## Set problem
Return the records word for word. Any pictures in them are not part of the copy.

[Records from a data collection]
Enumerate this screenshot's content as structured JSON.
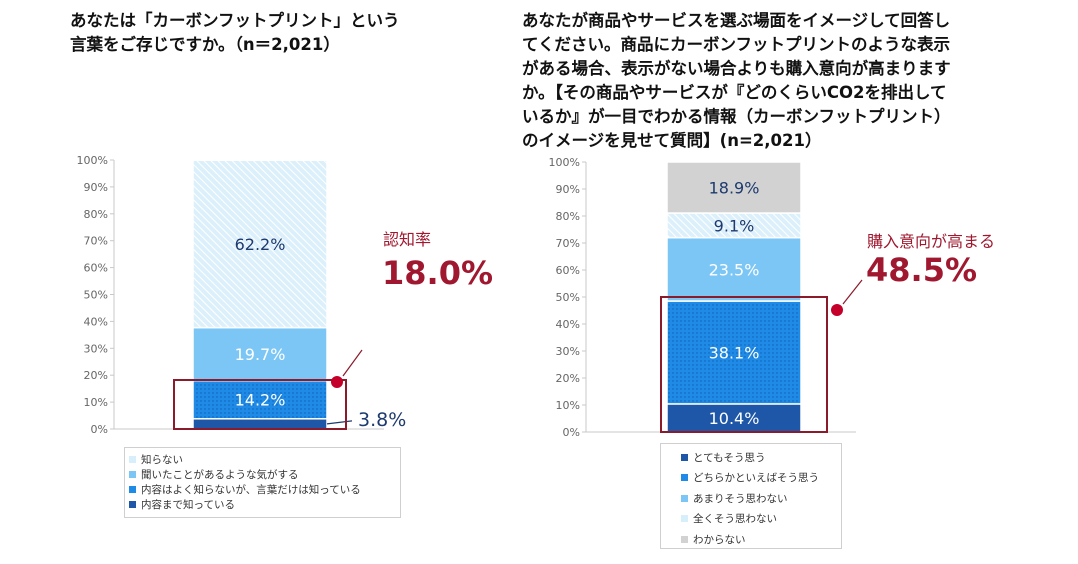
{
  "left_title_lines": [
    "あなたは「カーボンフットプリント」という",
    "言葉をご存じですか。（n＝2,021）"
  ],
  "right_title_lines": [
    "あなたが商品やサービスを選ぶ場面をイメージして回答し",
    "てください。商品にカーボンフットプリントのような表示",
    "がある場合、表示がない場合よりも購入意向が高まります",
    "か。【その商品やサービスが『どのくらいCO2を排出して",
    "いるか』が一目でわかる情報（カーボンフットプリント）",
    "のイメージを見せて質問】(n=2,021）"
  ],
  "chart_data": [
    {
      "type": "bar",
      "stacked": true,
      "ylim": [
        0,
        100
      ],
      "yticks": [
        "0%",
        "10%",
        "20%",
        "30%",
        "40%",
        "50%",
        "60%",
        "70%",
        "80%",
        "90%",
        "100%"
      ],
      "series": [
        {
          "name": "内容まで知っている",
          "value": 3.8,
          "label": "3.8%",
          "color": "#1f57a8"
        },
        {
          "name": "内容はよく知らないが、言葉だけは知っている",
          "value": 14.2,
          "label": "14.2%",
          "color": "#1f8be6"
        },
        {
          "name": "聞いたことがあるような気がする",
          "value": 19.7,
          "label": "19.7%",
          "color": "#7cc6f5"
        },
        {
          "name": "知らない",
          "value": 62.2,
          "label": "62.2%",
          "color": "#d7eefb"
        }
      ],
      "legend_order": [
        "知らない",
        "聞いたことがあるような気がする",
        "内容はよく知らないが、言葉だけは知っている",
        "内容まで知っている"
      ],
      "annotation": {
        "label": "認知率",
        "value": "18.0%"
      }
    },
    {
      "type": "bar",
      "stacked": true,
      "ylim": [
        0,
        100
      ],
      "yticks": [
        "0%",
        "10%",
        "20%",
        "30%",
        "40%",
        "50%",
        "60%",
        "70%",
        "80%",
        "90%",
        "100%"
      ],
      "series": [
        {
          "name": "とてもそう思う",
          "value": 10.4,
          "label": "10.4%",
          "color": "#1f57a8"
        },
        {
          "name": "どちらかといえばそう思う",
          "value": 38.1,
          "label": "38.1%",
          "color": "#1f8be6"
        },
        {
          "name": "あまりそう思わない",
          "value": 23.5,
          "label": "23.5%",
          "color": "#7cc6f5"
        },
        {
          "name": "全くそう思わない",
          "value": 9.1,
          "label": "9.1%",
          "color": "#d7eefb"
        },
        {
          "name": "わからない",
          "value": 18.9,
          "label": "18.9%",
          "color": "#d2d2d2"
        }
      ],
      "legend_order": [
        "とてもそう思う",
        "どちらかといえばそう思う",
        "あまりそう思わない",
        "全くそう思わない",
        "わからない"
      ],
      "annotation": {
        "label": "購入意向が高まる",
        "value": "48.5%"
      }
    }
  ],
  "colors": {
    "accent": "#a0182f",
    "value_text": "#1e3a6e",
    "outline": "#8b1a2b"
  }
}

## Right answer
Enumerate this screenshot's content as structured JSON.
{
  "left_title_lines": [
    "あなたは「カーボンフットプリント」という",
    "言葉をご存じですか。（n＝2,021）"
  ],
  "right_title_lines": [
    "あなたが商品やサービスを選ぶ場面をイメージして回答し",
    "てください。商品にカーボンフットプリントのような表示",
    "がある場合、表示がない場合よりも購入意向が高まります",
    "か。【その商品やサービスが『どのくらいCO2を排出して",
    "いるか』が一目でわかる情報（カーボンフットプリント）",
    "のイメージを見せて質問】(n=2,021）"
  ],
  "chart_data": [
    {
      "type": "bar",
      "stacked": true,
      "ylim": [
        0,
        100
      ],
      "yticks": [
        "0%",
        "10%",
        "20%",
        "30%",
        "40%",
        "50%",
        "60%",
        "70%",
        "80%",
        "90%",
        "100%"
      ],
      "series": [
        {
          "name": "内容まで知っている",
          "value": 3.8,
          "label": "3.8%",
          "color": "#1f57a8"
        },
        {
          "name": "内容はよく知らないが、言葉だけは知っている",
          "value": 14.2,
          "label": "14.2%",
          "color": "#1f8be6"
        },
        {
          "name": "聞いたことがあるような気がする",
          "value": 19.7,
          "label": "19.7%",
          "color": "#7cc6f5"
        },
        {
          "name": "知らない",
          "value": 62.2,
          "label": "62.2%",
          "color": "#d7eefb"
        }
      ],
      "legend_order": [
        "知らない",
        "聞いたことがあるような気がする",
        "内容はよく知らないが、言葉だけは知っている",
        "内容まで知っている"
      ],
      "annotation": {
        "label": "認知率",
        "value": "18.0%"
      }
    },
    {
      "type": "bar",
      "stacked": true,
      "ylim": [
        0,
        100
      ],
      "yticks": [
        "0%",
        "10%",
        "20%",
        "30%",
        "40%",
        "50%",
        "60%",
        "70%",
        "80%",
        "90%",
        "100%"
      ],
      "series": [
        {
          "name": "とてもそう思う",
          "value": 10.4,
          "label": "10.4%",
          "color": "#1f57a8"
        },
        {
          "name": "どちらかといえばそう思う",
          "value": 38.1,
          "label": "38.1%",
          "color": "#1f8be6"
        },
        {
          "name": "あまりそう思わない",
          "value": 23.5,
          "label": "23.5%",
          "color": "#7cc6f5"
        },
        {
          "name": "全くそう思わない",
          "value": 9.1,
          "label": "9.1%",
          "color": "#d7eefb"
        },
        {
          "name": "わからない",
          "value": 18.9,
          "label": "18.9%",
          "color": "#d2d2d2"
        }
      ],
      "legend_order": [
        "とてもそう思う",
        "どちらかといえばそう思う",
        "あまりそう思わない",
        "全くそう思わない",
        "わからない"
      ],
      "annotation": {
        "label": "購入意向が高まる",
        "value": "48.5%"
      }
    }
  ],
  "colors": {
    "accent": "#a0182f",
    "value_text": "#1e3a6e",
    "outline": "#8b1a2b"
  }
}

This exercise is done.